**Set exercise**
Note each line where "каждой" appears, and copy it.

begin Entries provided

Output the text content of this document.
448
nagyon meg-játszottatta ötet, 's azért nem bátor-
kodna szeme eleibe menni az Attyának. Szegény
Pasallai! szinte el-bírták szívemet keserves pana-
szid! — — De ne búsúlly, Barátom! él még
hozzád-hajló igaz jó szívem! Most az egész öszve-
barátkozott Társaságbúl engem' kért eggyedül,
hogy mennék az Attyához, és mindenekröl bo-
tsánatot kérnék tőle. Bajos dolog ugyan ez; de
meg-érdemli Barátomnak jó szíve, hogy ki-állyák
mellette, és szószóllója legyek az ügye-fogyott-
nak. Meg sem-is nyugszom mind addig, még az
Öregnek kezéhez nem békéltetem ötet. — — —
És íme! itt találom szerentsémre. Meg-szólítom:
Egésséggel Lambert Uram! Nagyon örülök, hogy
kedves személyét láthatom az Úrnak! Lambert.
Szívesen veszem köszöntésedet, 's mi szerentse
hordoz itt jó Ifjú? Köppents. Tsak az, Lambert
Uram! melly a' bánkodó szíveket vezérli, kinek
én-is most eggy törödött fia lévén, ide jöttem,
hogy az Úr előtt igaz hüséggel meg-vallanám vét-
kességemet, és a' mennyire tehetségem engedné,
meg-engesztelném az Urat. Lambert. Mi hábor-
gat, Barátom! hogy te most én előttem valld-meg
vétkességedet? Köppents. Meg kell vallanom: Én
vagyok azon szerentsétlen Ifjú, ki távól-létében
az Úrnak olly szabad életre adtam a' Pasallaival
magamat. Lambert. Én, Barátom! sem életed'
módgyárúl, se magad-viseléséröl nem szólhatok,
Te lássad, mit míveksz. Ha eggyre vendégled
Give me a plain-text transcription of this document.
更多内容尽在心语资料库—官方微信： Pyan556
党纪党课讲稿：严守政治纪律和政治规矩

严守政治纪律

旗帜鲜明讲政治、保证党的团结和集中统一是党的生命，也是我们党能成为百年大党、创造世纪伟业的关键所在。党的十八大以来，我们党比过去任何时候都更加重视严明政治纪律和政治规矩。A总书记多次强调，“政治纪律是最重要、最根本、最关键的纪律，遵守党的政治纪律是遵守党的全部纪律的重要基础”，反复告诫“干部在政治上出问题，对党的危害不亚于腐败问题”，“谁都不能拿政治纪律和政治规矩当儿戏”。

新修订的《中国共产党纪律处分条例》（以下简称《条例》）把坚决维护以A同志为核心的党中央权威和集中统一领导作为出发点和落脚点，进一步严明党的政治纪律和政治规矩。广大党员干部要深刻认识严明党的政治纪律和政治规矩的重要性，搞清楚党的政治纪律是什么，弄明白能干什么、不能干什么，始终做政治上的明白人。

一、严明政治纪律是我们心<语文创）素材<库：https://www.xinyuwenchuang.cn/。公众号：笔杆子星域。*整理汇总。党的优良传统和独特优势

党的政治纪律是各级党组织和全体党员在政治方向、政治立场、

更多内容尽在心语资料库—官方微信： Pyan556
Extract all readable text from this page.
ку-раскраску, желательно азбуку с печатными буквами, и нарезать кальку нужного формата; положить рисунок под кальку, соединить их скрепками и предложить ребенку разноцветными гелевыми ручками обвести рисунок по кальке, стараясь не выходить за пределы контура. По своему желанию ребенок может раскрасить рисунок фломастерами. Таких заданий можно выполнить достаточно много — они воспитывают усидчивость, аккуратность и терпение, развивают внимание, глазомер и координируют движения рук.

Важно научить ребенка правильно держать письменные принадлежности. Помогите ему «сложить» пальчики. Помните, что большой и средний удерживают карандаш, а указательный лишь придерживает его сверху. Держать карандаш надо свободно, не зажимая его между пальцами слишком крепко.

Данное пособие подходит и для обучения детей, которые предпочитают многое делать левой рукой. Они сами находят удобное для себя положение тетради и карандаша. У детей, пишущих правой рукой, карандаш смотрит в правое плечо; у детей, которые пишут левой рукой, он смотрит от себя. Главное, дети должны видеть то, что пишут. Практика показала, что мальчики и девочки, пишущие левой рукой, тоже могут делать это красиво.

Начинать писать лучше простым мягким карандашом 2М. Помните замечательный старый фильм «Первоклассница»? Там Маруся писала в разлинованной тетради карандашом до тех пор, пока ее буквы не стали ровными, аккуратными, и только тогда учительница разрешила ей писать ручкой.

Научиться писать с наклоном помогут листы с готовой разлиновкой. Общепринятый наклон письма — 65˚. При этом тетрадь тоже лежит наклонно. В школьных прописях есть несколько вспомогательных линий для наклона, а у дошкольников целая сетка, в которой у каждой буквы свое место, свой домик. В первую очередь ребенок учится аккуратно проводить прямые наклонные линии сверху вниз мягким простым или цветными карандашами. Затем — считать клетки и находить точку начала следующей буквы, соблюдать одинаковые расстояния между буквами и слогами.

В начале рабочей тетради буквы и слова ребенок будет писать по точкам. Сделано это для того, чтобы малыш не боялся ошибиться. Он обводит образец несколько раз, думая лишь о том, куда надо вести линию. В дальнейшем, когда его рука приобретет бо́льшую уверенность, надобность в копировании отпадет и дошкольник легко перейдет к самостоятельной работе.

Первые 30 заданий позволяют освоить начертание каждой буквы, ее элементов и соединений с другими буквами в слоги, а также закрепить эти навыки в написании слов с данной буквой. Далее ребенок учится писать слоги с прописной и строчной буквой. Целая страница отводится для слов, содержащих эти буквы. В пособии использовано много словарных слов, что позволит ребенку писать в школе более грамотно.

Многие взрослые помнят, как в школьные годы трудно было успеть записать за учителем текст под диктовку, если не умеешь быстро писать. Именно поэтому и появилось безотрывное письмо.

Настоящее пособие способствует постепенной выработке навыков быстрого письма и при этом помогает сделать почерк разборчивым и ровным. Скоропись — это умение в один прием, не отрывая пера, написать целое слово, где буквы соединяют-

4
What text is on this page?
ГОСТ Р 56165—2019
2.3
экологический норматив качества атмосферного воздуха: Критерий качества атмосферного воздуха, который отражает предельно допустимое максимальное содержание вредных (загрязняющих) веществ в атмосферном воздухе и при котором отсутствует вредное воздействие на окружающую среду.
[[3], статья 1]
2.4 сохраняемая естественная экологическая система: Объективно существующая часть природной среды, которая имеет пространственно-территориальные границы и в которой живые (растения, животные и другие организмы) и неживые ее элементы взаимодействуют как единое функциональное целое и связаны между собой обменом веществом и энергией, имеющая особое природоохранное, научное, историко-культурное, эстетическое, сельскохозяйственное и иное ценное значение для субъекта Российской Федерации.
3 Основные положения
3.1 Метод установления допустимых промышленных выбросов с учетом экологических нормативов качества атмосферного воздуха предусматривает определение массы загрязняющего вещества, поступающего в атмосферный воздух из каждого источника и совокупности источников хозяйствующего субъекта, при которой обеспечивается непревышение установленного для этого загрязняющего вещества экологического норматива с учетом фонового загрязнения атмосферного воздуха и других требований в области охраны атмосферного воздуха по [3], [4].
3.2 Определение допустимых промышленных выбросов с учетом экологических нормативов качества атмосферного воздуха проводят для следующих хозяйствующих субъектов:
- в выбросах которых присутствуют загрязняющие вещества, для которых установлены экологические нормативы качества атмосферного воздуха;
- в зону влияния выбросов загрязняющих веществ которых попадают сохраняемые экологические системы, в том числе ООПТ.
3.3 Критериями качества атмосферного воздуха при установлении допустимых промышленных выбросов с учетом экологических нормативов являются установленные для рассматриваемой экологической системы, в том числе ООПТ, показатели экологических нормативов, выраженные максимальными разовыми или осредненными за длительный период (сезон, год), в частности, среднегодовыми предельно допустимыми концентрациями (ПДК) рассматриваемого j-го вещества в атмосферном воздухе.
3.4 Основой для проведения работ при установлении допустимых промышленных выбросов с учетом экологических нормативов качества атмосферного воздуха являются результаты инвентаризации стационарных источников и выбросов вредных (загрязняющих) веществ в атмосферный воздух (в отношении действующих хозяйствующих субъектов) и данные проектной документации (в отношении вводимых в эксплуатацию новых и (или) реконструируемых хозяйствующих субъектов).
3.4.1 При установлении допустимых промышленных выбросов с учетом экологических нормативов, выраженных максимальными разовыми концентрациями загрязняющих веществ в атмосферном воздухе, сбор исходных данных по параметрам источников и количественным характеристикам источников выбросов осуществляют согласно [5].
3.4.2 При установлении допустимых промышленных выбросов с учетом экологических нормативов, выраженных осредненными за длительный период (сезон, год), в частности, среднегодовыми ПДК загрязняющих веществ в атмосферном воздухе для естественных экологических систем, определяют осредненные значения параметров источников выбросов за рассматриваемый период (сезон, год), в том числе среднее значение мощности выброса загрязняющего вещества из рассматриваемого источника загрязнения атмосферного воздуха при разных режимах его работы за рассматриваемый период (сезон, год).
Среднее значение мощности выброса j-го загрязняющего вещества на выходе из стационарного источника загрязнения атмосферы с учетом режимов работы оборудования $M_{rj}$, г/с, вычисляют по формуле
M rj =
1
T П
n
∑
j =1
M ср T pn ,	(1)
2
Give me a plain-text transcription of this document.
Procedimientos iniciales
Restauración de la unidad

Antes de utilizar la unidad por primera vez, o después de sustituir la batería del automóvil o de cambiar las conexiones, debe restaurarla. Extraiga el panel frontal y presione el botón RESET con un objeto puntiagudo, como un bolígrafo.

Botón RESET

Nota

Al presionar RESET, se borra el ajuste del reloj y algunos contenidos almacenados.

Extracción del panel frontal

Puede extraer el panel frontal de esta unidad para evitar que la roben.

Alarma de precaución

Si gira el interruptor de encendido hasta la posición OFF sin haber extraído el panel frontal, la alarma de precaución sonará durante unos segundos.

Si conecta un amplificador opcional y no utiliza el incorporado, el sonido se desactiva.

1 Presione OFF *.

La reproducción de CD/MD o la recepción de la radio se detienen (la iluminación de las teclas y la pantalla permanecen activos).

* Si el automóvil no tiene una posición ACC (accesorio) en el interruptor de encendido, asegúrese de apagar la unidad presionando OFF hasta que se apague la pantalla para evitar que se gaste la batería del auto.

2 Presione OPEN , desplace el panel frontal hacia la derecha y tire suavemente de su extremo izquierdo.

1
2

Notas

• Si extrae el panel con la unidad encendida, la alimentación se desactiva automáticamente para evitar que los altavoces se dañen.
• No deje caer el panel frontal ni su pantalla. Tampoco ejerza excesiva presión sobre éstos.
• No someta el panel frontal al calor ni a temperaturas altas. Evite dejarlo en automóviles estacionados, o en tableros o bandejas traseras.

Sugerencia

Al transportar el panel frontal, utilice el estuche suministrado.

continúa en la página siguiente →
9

end Entries provided

**Problem solution**
Научиться писать с наклоном помогут листы с готовой разлиновкой. Общепринятый наклон письма — 65˚. При этом тетрадь тоже лежит наклонно. В школьных прописях есть несколько вспомогательных линий для наклона, а у дошкольников целая сетка, в которой у каждой буквы свое место, свой домик. В первую очередь ребенок учится аккуратно проводить прямые наклонные линии сверху вниз мягким простым или цветными карандашами. Затем — считать клетки и находить точку начала следующей буквы, соблюдать одинаковые расстояния между буквами и слогами.
Первые 30 заданий позволяют освоить начертание каждой буквы, ее элементов и соединений с другими буквами в слоги, а также закрепить эти навыки в написании слов с данной буквой. Далее ребенок учится писать слоги с прописной и строчной буквой. Целая страница отводится для слов, содержащих эти буквы. В пособии использовано много словарных слов, что позволит ребенку писать в школе более грамотно.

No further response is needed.